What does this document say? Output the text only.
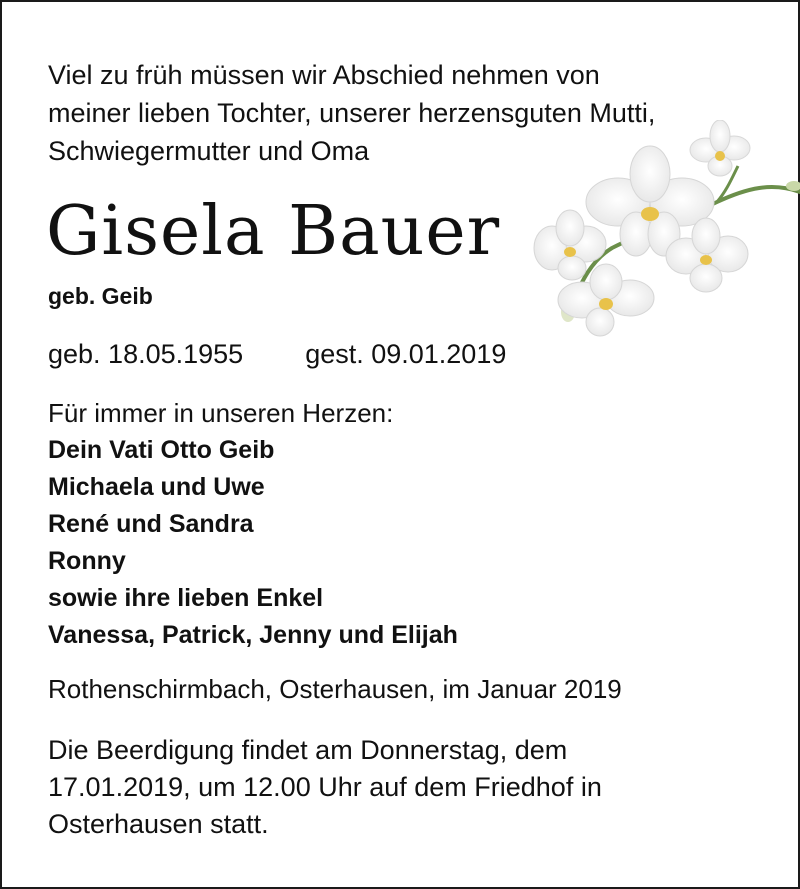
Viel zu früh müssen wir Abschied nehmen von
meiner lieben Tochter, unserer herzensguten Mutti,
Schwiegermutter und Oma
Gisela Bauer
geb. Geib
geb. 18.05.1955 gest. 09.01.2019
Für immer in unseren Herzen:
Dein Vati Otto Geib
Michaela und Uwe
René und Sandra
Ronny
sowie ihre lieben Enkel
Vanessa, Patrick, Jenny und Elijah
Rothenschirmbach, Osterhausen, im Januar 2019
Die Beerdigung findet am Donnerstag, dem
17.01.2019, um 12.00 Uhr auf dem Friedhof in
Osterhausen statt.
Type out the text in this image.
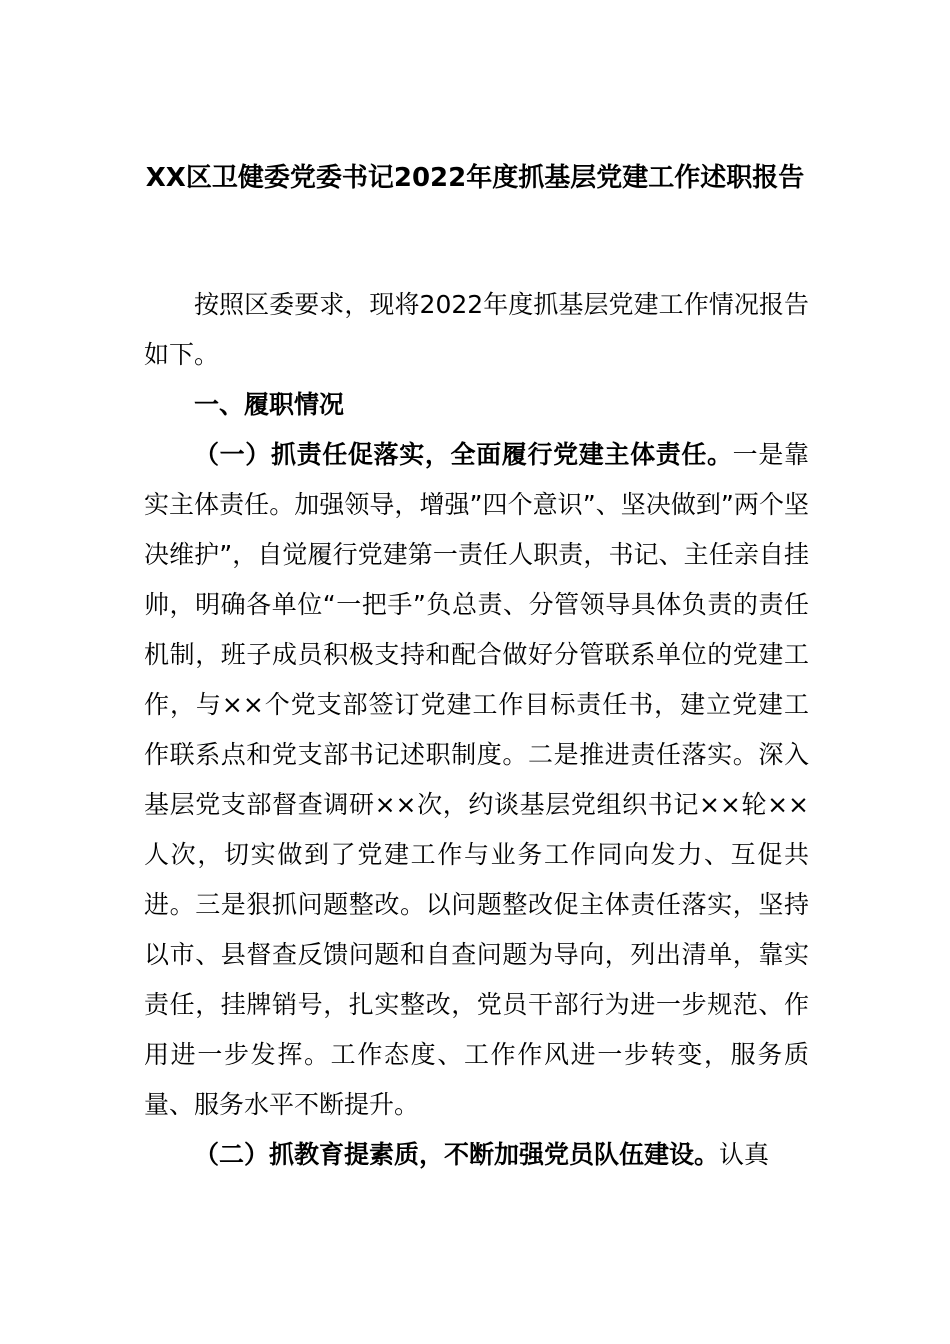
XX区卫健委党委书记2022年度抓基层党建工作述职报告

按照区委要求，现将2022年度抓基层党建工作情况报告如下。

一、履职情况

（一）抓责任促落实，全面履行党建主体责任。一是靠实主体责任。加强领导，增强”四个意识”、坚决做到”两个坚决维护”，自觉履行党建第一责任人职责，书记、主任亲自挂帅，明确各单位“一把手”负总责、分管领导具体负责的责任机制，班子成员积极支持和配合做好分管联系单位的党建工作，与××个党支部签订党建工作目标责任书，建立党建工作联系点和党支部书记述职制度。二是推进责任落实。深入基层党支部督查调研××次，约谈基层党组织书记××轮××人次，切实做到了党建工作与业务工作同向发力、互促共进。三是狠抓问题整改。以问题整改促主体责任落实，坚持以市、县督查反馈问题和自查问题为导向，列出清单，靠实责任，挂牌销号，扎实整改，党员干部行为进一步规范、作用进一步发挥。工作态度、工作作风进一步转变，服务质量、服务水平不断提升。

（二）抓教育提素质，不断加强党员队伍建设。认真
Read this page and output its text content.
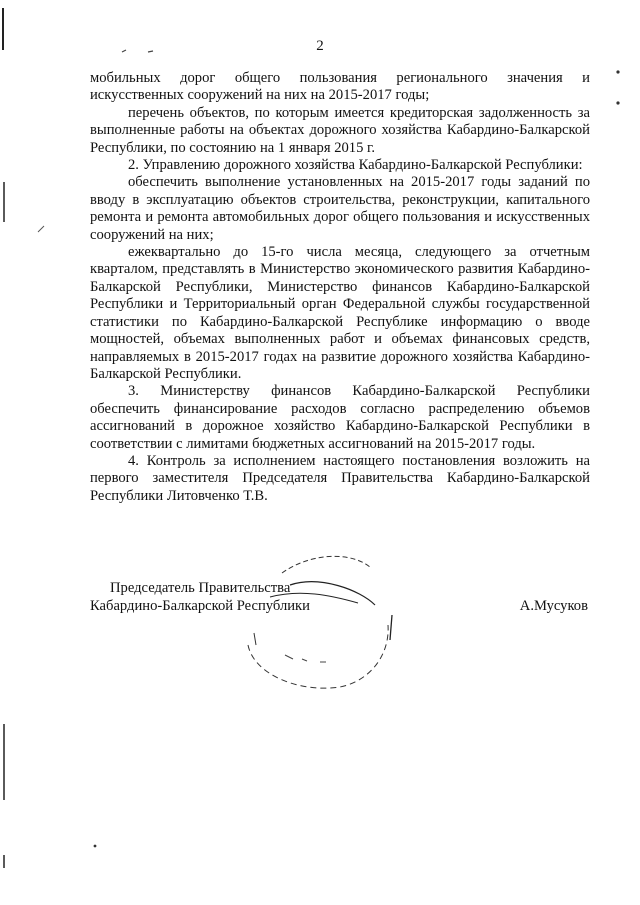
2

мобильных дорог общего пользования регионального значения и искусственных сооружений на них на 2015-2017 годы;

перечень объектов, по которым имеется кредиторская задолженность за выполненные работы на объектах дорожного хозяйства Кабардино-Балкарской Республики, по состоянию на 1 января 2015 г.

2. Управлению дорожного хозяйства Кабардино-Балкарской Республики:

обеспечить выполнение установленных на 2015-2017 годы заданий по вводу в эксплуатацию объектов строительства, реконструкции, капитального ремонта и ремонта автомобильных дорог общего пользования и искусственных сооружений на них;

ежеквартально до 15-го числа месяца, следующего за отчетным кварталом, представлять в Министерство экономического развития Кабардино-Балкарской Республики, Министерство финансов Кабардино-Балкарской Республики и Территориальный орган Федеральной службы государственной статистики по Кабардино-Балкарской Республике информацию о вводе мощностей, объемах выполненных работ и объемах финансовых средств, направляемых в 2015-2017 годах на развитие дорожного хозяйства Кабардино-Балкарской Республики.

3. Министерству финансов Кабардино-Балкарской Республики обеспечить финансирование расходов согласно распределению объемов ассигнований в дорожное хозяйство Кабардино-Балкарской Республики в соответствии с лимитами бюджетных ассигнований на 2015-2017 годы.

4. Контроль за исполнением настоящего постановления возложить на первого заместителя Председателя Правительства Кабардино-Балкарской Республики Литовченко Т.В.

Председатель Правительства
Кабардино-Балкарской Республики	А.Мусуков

◆ Directions: Pull out every line above that holds the word "дорожного".

◆ Written solution:
перечень объектов, по которым имеется кредиторская задолженность за выполненные работы на объектах дорожного хозяйства Кабардино-Балкарской Республики, по состоянию на 1 января 2015 г.
2. Управлению дорожного хозяйства Кабардино-Балкарской Республики:
ежеквартально до 15-го числа месяца, следующего за отчетным кварталом, представлять в Министерство экономического развития Кабардино-Балкарской Республики, Министерство финансов Кабардино-Балкарской Республики и Территориальный орган Федеральной службы государственной статистики по Кабардино-Балкарской Республике информацию о вводе мощностей, объемах выполненных работ и объемах финансовых средств, направляемых в 2015-2017 годах на развитие дорожного хозяйства Кабардино-Балкарской Республики.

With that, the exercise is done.